begin

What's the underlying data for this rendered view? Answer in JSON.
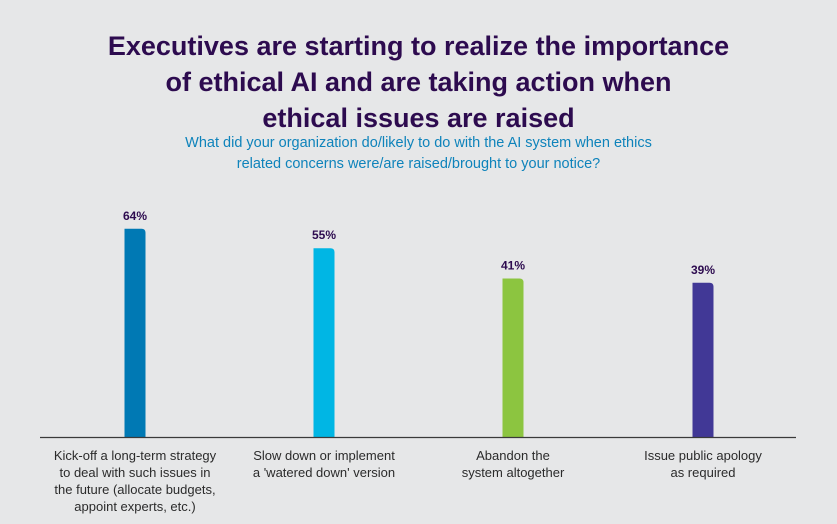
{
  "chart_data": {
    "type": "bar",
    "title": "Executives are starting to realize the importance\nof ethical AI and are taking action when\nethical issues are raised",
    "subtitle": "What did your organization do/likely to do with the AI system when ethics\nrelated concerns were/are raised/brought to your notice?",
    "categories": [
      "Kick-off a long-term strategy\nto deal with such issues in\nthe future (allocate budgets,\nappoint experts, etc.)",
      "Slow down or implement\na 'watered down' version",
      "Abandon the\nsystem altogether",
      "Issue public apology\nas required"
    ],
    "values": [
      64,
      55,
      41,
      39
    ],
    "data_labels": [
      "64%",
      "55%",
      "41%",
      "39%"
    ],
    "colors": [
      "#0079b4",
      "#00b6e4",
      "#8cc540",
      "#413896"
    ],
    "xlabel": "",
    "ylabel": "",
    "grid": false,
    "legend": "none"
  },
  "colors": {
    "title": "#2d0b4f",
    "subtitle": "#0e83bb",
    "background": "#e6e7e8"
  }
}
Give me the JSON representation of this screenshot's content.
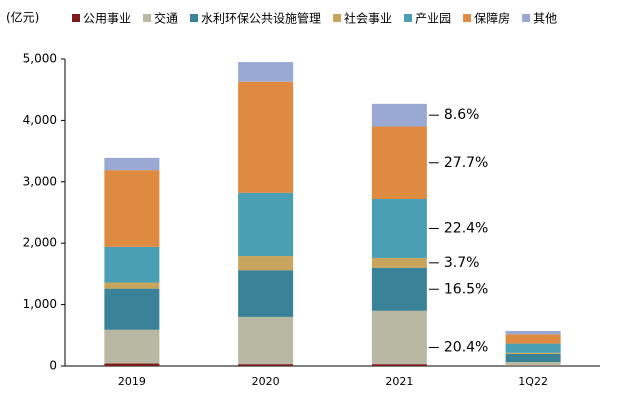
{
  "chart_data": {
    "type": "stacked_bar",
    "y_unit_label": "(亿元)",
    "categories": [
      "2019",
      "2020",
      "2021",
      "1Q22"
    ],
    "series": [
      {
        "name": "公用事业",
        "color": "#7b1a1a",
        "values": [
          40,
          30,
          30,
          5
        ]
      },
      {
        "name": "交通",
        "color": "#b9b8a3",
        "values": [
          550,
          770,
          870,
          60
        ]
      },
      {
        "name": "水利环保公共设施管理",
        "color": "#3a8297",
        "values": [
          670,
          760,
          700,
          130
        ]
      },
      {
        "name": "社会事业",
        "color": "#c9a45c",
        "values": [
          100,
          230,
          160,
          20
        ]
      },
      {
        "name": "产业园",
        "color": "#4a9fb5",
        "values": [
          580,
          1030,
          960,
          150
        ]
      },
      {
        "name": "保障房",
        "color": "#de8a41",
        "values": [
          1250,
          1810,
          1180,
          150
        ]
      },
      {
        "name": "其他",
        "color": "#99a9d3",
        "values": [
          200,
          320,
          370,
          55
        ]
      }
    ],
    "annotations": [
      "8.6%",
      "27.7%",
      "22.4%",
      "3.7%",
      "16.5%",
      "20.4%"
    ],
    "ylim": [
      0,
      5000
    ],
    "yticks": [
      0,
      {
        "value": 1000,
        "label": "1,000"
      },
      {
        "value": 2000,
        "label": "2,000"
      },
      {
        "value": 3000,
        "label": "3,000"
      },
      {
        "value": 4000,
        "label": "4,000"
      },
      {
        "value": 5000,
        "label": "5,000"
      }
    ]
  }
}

end

▸ TO DO:
Copy out all lines above that include the string "JSON".

▸ TASK OUTPUT:
What's the underlying data for this rendered view? Answer in JSON.
Give me the JSON representation of this screenshot's content.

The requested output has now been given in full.